Saved entries
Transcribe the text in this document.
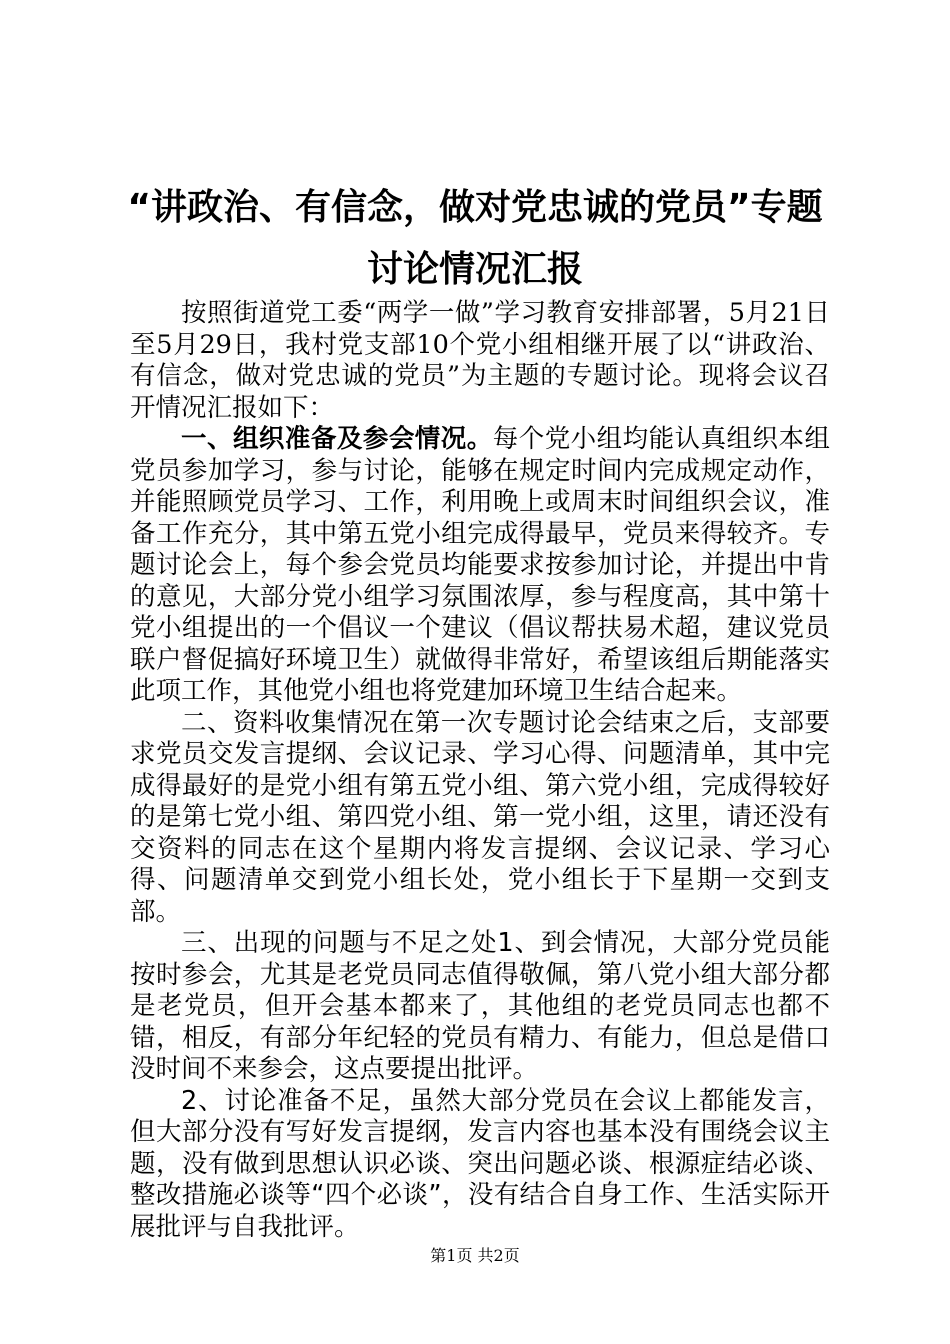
“讲政治、有信念，做对党忠诚的党员”专题
讨论情况汇报

按照街道党工委“两学一做”学习教育安排部署，5月21日至5月29日，我村党支部10个党小组相继开展了以“讲政治、有信念，做对党忠诚的党员”为主题的专题讨论。现将会议召开情况汇报如下：

一、组织准备及参会情况。每个党小组均能认真组织本组党员参加学习，参与讨论，能够在规定时间内完成规定动作，并能照顾党员学习、工作，利用晚上或周末时间组织会议，准备工作充分，其中第五党小组完成得最早，党员来得较齐。专题讨论会上，每个参会党员均能要求按参加讨论，并提出中肯的意见，大部分党小组学习氛围浓厚，参与程度高，其中第十党小组提出的一个倡议一个建议（倡议帮扶易术超，建议党员联户督促搞好环境卫生）就做得非常好，希望该组后期能落实此项工作，其他党小组也将党建加环境卫生结合起来。

二、资料收集情况在第一次专题讨论会结束之后，支部要求党员交发言提纲、会议记录、学习心得、问题清单，其中完成得最好的是党小组有第五党小组、第六党小组，完成得较好的是第七党小组、第四党小组、第一党小组，这里，请还没有交资料的同志在这个星期内将发言提纲、会议记录、学习心得、问题清单交到党小组长处，党小组长于下星期一交到支部。

三、出现的问题与不足之处1、到会情况，大部分党员能按时参会，尤其是老党员同志值得敬佩，第八党小组大部分都是老党员，但开会基本都来了，其他组的老党员同志也都不错，相反，有部分年纪轻的党员有精力、有能力，但总是借口没时间不来参会，这点要提出批评。

2、讨论准备不足，虽然大部分党员在会议上都能发言，但大部分没有写好发言提纲，发言内容也基本没有围绕会议主题，没有做到思想认识必谈、突出问题必谈、根源症结必谈、整改措施必谈等“四个必谈”，没有结合自身工作、生活实际开展批评与自我批评。

第1页 共2页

» **GOAL OF THE EXERCISE**:
Set the listing down in full and exactly. Pictures within it should not appear in the copy.

» **COMPLETE RESPONSE**:
Transcribe the text in this document.
“讲政治、有信念，做对党忠诚的党员”专题
讨论情况汇报

按照街道党工委“两学一做”学习教育安排部署，5月21日至5月29日，我村党支部10个党小组相继开展了以“讲政治、有信念，做对党忠诚的党员”为主题的专题讨论。现将会议召开情况汇报如下：

一、组织准备及参会情况。每个党小组均能认真组织本组党员参加学习，参与讨论，能够在规定时间内完成规定动作，并能照顾党员学习、工作，利用晚上或周末时间组织会议，准备工作充分，其中第五党小组完成得最早，党员来得较齐。专题讨论会上，每个参会党员均能要求按参加讨论，并提出中肯的意见，大部分党小组学习氛围浓厚，参与程度高，其中第十党小组提出的一个倡议一个建议（倡议帮扶易术超，建议党员联户督促搞好环境卫生）就做得非常好，希望该组后期能落实此项工作，其他党小组也将党建加环境卫生结合起来。

二、资料收集情况在第一次专题讨论会结束之后，支部要求党员交发言提纲、会议记录、学习心得、问题清单，其中完成得最好的是党小组有第五党小组、第六党小组，完成得较好的是第七党小组、第四党小组、第一党小组，这里，请还没有交资料的同志在这个星期内将发言提纲、会议记录、学习心得、问题清单交到党小组长处，党小组长于下星期一交到支部。

三、出现的问题与不足之处1、到会情况，大部分党员能按时参会，尤其是老党员同志值得敬佩，第八党小组大部分都是老党员，但开会基本都来了，其他组的老党员同志也都不错，相反，有部分年纪轻的党员有精力、有能力，但总是借口没时间不来参会，这点要提出批评。

2、讨论准备不足，虽然大部分党员在会议上都能发言，但大部分没有写好发言提纲，发言内容也基本没有围绕会议主题，没有做到思想认识必谈、突出问题必谈、根源症结必谈、整改措施必谈等“四个必谈”，没有结合自身工作、生活实际开展批评与自我批评。

第1页 共2页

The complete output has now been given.